__EXERCISE AIM__. Each of the entries should be retyped precisely as it appears.

__EXTRACTED DATA__.

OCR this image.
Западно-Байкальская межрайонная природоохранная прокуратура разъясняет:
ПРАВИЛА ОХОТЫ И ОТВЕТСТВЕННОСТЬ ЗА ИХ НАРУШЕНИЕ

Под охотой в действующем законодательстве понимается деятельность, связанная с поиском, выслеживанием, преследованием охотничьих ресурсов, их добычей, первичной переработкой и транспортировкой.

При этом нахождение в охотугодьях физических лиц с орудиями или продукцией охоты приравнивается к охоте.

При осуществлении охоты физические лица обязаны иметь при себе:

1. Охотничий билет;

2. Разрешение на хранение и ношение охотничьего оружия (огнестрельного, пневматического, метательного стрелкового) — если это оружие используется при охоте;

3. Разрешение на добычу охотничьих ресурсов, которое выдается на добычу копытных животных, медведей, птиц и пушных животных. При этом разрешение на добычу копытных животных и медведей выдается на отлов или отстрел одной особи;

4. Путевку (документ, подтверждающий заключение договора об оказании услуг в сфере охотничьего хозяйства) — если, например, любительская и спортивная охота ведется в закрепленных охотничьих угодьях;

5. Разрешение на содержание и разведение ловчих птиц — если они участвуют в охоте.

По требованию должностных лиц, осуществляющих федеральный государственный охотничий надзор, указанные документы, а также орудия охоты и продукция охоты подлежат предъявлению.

__RESPONSE FOR THIS EXERCISE__.
OCR this image.
Западно-Байкальская межрайонная природоохранная прокуратура разъясняет:
ПРАВИЛА ОХОТЫ И ОТВЕТСТВЕННОСТЬ ЗА ИХ НАРУШЕНИЕ

Под охотой в действующем законодательстве понимается деятельность, связанная с поиском, выслеживанием, преследованием охотничьих ресурсов, их добычей, первичной переработкой и транспортировкой.

При этом нахождение в охотугодьях физических лиц с орудиями или продукцией охоты приравнивается к охоте.

При осуществлении охоты физические лица обязаны иметь при себе:

1. Охотничий билет;

2. Разрешение на хранение и ношение охотничьего оружия (огнестрельного, пневматического, метательного стрелкового) — если это оружие используется при охоте;

3. Разрешение на добычу охотничьих ресурсов, которое выдается на добычу копытных животных, медведей, птиц и пушных животных. При этом разрешение на добычу копытных животных и медведей выдается на отлов или отстрел одной особи;

4. Путевку (документ, подтверждающий заключение договора об оказании услуг в сфере охотничьего хозяйства) — если, например, любительская и спортивная охота ведется в закрепленных охотничьих угодьях;

5. Разрешение на содержание и разведение ловчих птиц — если они участвуют в охоте.

По требованию должностных лиц, осуществляющих федеральный государственный охотничий надзор, указанные документы, а также орудия охоты и продукция охоты подлежат предъявлению.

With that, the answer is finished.